Selected text:
————
The response comes after learning about a form the association requires students fill out before playing sports. It includes questions about genitalia and menstrual cycles. There is concern health privacy could be violated.

Palm Beach County school board members are calling on the Florida High School Activities Association to stop making students disclose personal medical information.

The practice has prompted outcry from parents and advocates who say students’ health privacy could be violated at a time when breaches of personal medical records could carry grave consequences after a U.S. Supreme Court ruling in June ended federal protections for abortions.

The school board’s response comes after the Palm Beach Post published an article about the form the FHSAA requires students fill out and return to their school before playing sports. It includes questions about genitalia and menstrual cycles.

At a special school board meeting Wednesday, Chair Frank Barbieri said there is no reason for the school system to know those details.

“Those kinds of questions, I mean, I don't even know why we need to know that. And nor does the FHSAA need to know that. Nor do our coaches or our schools need to know that,” he said.

Board member Alexandria Ayala said it’s vital that private medical records be kept private.

“This is information that should be between a doctor and a patient,” Ayala said. “So, I'm looking forward to advocating for that.”

The form, which has been used for years, angered some parents this year when the district decided to move it online, where the information would be managed by a new software company called Aktivate.

The district has since announced families can continue to submit a paper form instead.
But school board members are urging the FHSAA to revise the questionnaire, saying that all that’s needed is for a health care provider to confirm whether students are healthy enough to play. According to Barbieri, the decision to revise the form is up to the FHSAA, not the district.

The FHSAA is a nonprofit, voluntary organization that supervises and regulates high school sports in Florida. Based in Gainesville, it is a member of the National Federation of State High School Associations.
————
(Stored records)

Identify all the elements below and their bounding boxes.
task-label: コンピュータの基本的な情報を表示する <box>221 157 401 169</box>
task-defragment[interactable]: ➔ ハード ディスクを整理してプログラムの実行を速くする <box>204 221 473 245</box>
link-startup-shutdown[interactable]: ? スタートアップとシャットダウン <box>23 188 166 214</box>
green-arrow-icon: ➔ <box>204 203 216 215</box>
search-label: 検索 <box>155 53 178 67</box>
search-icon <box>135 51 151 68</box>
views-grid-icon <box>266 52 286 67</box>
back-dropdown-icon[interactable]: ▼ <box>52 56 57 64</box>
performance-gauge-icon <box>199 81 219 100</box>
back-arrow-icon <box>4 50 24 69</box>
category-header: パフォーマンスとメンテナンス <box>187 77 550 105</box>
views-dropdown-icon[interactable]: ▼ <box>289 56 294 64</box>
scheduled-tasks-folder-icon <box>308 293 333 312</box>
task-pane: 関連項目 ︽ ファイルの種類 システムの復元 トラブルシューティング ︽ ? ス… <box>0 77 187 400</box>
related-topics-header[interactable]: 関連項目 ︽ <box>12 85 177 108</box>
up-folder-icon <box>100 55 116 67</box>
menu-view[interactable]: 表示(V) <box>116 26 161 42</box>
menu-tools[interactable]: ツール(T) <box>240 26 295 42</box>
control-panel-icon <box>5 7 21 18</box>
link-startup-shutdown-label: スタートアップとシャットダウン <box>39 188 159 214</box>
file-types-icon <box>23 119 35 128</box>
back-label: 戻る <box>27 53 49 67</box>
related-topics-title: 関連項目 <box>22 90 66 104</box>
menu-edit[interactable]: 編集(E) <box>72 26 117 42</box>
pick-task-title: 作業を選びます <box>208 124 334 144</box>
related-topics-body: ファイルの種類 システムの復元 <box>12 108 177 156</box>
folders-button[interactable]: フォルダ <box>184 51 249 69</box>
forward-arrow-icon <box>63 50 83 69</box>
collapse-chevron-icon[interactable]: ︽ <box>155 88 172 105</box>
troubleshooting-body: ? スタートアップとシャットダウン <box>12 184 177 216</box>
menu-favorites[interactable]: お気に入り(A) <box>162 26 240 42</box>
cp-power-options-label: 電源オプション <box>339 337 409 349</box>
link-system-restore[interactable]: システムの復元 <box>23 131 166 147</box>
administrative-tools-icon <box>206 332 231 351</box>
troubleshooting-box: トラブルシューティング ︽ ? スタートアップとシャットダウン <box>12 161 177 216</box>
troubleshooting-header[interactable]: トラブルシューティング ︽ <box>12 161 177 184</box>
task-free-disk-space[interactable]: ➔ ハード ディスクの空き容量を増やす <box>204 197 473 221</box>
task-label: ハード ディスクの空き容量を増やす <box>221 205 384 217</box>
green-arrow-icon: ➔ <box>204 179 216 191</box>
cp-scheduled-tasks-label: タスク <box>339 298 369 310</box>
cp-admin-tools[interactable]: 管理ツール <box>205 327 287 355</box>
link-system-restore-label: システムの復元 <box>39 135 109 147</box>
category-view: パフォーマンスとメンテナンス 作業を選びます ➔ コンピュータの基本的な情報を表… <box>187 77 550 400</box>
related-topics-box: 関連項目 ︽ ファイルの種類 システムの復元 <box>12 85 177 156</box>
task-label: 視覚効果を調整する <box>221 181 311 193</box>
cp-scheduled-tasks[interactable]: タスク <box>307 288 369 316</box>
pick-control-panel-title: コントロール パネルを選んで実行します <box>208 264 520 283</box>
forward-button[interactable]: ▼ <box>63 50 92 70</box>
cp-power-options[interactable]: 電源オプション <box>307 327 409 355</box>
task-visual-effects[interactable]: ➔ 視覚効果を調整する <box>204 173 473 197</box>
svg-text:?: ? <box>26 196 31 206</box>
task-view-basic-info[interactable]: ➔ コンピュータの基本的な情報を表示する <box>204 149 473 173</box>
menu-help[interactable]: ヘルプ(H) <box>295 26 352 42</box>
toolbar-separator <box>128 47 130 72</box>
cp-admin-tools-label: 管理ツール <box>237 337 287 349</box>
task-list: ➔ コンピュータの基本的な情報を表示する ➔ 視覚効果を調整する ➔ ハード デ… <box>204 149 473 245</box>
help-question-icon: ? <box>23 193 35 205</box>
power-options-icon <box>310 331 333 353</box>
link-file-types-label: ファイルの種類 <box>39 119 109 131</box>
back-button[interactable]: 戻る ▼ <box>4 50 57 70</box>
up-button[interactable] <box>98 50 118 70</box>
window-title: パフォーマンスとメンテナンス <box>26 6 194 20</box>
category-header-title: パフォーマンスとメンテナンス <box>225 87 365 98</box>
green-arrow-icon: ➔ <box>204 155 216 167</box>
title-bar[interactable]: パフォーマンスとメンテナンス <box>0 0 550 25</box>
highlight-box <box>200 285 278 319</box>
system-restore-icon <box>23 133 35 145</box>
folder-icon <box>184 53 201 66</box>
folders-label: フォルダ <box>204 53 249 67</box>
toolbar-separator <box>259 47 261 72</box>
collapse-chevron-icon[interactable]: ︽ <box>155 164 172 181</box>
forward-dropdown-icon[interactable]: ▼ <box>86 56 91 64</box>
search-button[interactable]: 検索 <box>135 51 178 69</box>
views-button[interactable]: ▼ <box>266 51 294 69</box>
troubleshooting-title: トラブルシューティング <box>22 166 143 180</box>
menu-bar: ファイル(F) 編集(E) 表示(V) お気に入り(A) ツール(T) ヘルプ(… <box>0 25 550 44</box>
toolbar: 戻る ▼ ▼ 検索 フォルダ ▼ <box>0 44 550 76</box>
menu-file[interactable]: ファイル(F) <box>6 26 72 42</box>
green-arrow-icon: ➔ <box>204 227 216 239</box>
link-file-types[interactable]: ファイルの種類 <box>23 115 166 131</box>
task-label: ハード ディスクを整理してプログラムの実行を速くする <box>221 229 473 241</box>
————
Copy out the article on the Palm Beach County school board and the FHSAA sports form word for word, from start to finish.

Solution for this problem:
The response comes after learning about a form the association requires students fill out before playing sports. It includes questions about genitalia and menstrual cycles. There is concern health privacy could be violated.

Palm Beach County school board members are calling on the Florida High School Activities Association to stop making students disclose personal medical information.

The practice has prompted outcry from parents and advocates who say students’ health privacy could be violated at a time when breaches of personal medical records could carry grave consequences after a U.S. Supreme Court ruling in June ended federal protections for abortions.

The school board’s response comes after the Palm Beach Post published an article about the form the FHSAA requires students fill out and return to their school before playing sports. It includes questions about genitalia and menstrual cycles.

At a special school board meeting Wednesday, Chair Frank Barbieri said there is no reason for the school system to know those details.

“Those kinds of questions, I mean, I don't even know why we need to know that. And nor does the FHSAA need to know that. Nor do our coaches or our schools need to know that,” he said.

Board member Alexandria Ayala said it’s vital that private medical records be kept private.

“This is information that should be between a doctor and a patient,” Ayala said. “So, I'm looking forward to advocating for that.”

The form, which has been used for years, angered some parents this year when the district decided to move it online, where the information would be managed by a new software company called Aktivate.

The district has since announced families can continue to submit a paper form instead.
But school board members are urging the FHSAA to revise the questionnaire, saying that all that’s needed is for a health care provider to confirm whether students are healthy enough to play. According to Barbieri, the decision to revise the form is up to the FHSAA, not the district.

The FHSAA is a nonprofit, voluntary organization that supervises and regulates high school sports in Florida. Based in Gainesville, it is a member of the National Federation of State High School Associations.